• Reading text:
######
Of course not, but I was weighing my options about getting this tossed around in the US, but it seems that I can't really do anything there anyways, since I'd have to get it registered first, and then I'm sure there'd be issues with her lack of presence as well.  

A Thai friend I worked with in the states told me that her parents had to remarry in Nevada as their certificate wasn't recognized (this was quite some time ago), but it wouldn't surprise me if that was the case in a few states.

----------


## TizMe

If it was me, I'd offer her 20K baht. If she refused, then I'd hang up the phone and make absolutely no contact with her for a couple of months. Then ring her again with an offer of 15K.

----------


## Davis Knowlton

^That's actually a pretty good plan. Depending, of course, on what Pappa lawyers say, once they finish counting up billable hours and actually answer DD's query.

----------


## drawp

still no response from Pappa and Co, certainly appreciate them looking into this.

Anyways she seems to have backed off a bit from the demand of 500k baht (not much of a fighter it seems) and has lessened it at times.  Unfortunately I can't get back to Thailand until mid to late next month to sign any papers, but in any case, other than Pappa, does anyone have a recommendation on a lawyer or translation service who can provide some quick services at the amphur to ensure I'm not getting screwed over in anything I'm signing?

This will more than likely be in Bangkok or in Chonburi (more than likely Pattaya).

----------


## taffyapple

:cmn: dwarp  want do want to involve a lawyer for,it will cost you more than the settlement,why dont you listern to most of the advice let her stew for a while no need for you to hurry things,and you ask about translater services there is loads every where couple of hundred baht.

----------


## drawp

oh taffy I think you just misunderstood me; I don't want a lawyer for a settlement, just need someone there to translate and ensure I'm signing the right thing, but yeah a translator would work as well.

----------


## Seekingasylum

I'm not sure if our sponsor answered the Dog's query but for those of you who may be waiting with baited breath, yes the US does recognise marriage solemnised and contracted in Thailand as legitimate. 

Any so-called registration at the US embassy has no bearing and, in the American vernacular, is worth diddlysquat.

Marriage in Thailand has the same effect as if it were contracted in the US and therefore is not something to be entered into lightly.

----------


## rickschoppers

> I'm not sure if our sponsor answered the Dog's query but for those of you who may be waiting with baited breath, yes the US does recognise marriage solemnised and contracted in Thailand as legitimate.
######
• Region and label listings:
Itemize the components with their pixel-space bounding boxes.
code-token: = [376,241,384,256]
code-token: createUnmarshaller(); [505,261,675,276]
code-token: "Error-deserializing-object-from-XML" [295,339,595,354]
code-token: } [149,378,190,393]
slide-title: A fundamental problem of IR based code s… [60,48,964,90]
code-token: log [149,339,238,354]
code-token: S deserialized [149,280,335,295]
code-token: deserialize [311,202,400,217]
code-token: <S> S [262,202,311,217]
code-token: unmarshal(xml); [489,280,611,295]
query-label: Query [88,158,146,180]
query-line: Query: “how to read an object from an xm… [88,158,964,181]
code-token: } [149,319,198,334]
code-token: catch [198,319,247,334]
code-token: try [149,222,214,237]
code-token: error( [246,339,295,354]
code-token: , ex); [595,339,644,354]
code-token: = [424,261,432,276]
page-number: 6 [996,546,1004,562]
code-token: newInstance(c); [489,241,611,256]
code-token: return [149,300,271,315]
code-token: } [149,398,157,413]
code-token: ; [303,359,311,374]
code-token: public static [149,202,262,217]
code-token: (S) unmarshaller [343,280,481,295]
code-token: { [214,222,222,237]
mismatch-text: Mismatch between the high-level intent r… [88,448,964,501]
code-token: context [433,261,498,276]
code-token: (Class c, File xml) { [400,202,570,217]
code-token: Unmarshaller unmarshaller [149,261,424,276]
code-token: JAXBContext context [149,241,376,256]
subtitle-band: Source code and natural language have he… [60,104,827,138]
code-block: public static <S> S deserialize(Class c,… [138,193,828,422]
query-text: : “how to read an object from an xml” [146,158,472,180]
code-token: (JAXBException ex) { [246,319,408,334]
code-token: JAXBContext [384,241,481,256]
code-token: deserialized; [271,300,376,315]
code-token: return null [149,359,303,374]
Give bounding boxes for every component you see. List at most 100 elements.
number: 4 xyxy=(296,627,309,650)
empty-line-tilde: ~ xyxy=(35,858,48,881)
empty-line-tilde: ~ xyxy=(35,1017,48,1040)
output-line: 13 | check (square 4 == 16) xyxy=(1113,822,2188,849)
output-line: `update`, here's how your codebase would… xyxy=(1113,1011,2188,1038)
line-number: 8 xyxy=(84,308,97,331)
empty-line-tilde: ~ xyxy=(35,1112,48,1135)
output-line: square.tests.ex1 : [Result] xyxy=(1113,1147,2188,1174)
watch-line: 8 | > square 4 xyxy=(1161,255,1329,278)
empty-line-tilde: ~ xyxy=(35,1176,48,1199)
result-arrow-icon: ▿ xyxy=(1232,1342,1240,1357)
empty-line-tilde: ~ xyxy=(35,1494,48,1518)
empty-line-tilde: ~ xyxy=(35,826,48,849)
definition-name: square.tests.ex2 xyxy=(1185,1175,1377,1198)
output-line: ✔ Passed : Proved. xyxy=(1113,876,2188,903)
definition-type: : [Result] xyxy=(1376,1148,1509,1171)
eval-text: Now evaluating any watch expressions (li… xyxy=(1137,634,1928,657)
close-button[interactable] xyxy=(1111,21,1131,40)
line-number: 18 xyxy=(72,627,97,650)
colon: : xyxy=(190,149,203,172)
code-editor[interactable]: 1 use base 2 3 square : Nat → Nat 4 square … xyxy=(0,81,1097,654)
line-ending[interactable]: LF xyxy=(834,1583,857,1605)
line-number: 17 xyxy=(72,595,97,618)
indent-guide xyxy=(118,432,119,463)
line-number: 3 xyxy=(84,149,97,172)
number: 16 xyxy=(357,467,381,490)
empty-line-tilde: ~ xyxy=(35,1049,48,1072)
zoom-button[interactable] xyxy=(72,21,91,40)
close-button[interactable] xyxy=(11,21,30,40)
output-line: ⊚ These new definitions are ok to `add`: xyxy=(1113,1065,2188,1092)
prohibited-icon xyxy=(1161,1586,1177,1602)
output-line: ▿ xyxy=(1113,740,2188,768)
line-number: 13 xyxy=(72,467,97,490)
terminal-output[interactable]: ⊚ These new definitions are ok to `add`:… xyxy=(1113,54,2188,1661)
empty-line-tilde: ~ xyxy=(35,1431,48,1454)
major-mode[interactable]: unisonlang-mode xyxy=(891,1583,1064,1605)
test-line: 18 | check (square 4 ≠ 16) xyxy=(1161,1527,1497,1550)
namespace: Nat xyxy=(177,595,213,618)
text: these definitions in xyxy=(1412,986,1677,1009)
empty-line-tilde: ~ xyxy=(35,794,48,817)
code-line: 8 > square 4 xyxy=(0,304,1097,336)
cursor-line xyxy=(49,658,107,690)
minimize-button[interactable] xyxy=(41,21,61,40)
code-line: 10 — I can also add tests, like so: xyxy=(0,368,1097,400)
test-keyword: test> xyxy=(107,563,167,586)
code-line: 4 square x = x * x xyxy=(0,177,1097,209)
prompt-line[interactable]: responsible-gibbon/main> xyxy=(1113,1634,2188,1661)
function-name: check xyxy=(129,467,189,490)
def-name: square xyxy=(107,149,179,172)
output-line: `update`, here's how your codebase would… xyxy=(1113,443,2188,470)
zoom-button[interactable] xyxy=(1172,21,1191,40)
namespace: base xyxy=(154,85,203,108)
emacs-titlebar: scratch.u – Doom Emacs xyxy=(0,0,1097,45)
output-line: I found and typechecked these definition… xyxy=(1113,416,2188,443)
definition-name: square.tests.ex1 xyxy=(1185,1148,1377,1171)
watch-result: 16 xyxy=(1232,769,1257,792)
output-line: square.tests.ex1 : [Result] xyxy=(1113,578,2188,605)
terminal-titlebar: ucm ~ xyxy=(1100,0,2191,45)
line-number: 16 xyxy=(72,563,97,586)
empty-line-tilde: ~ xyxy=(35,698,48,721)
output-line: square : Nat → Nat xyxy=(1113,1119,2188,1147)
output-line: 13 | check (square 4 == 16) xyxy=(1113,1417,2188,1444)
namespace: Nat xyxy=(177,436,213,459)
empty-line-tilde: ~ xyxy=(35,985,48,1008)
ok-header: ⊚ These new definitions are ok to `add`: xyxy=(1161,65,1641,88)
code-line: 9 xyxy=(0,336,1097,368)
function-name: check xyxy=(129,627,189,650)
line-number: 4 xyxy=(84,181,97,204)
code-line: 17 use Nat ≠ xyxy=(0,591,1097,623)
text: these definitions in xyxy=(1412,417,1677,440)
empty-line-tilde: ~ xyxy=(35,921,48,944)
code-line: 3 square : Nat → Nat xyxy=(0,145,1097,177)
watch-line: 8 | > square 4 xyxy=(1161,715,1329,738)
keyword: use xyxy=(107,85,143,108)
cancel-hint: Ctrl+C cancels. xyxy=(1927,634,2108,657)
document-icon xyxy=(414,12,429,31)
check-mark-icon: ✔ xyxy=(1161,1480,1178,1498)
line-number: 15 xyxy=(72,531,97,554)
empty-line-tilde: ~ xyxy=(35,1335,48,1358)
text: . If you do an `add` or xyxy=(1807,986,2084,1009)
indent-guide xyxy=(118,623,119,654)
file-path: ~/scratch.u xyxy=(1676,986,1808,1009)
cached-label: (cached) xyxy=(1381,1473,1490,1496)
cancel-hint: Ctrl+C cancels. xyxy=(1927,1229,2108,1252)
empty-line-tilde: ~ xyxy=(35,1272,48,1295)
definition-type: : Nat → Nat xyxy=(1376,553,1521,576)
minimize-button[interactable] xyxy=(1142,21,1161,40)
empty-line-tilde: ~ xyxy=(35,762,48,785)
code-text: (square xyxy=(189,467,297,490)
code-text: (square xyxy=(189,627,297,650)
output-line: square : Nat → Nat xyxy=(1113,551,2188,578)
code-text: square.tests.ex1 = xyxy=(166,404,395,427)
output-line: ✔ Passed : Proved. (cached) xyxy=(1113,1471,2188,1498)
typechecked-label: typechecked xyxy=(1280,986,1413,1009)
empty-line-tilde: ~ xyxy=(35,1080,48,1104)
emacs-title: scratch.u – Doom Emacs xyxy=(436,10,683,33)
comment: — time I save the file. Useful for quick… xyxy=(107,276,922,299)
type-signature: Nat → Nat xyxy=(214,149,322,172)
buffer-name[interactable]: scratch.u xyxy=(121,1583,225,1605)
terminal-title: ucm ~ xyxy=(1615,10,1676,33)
######
• Stated exercise: Copy the forum thread word for word, starting at the words "## taffyapple" and ending after "of hundred baht.".

• The answer:
## taffyapple

:cmn: dwarp  want do want to involve a lawyer for,it will cost you more than the settlement,why dont you listern to most of the advice let her stew for a while no need for you to hurry things,and you ask about translater services there is loads every where couple of hundred baht.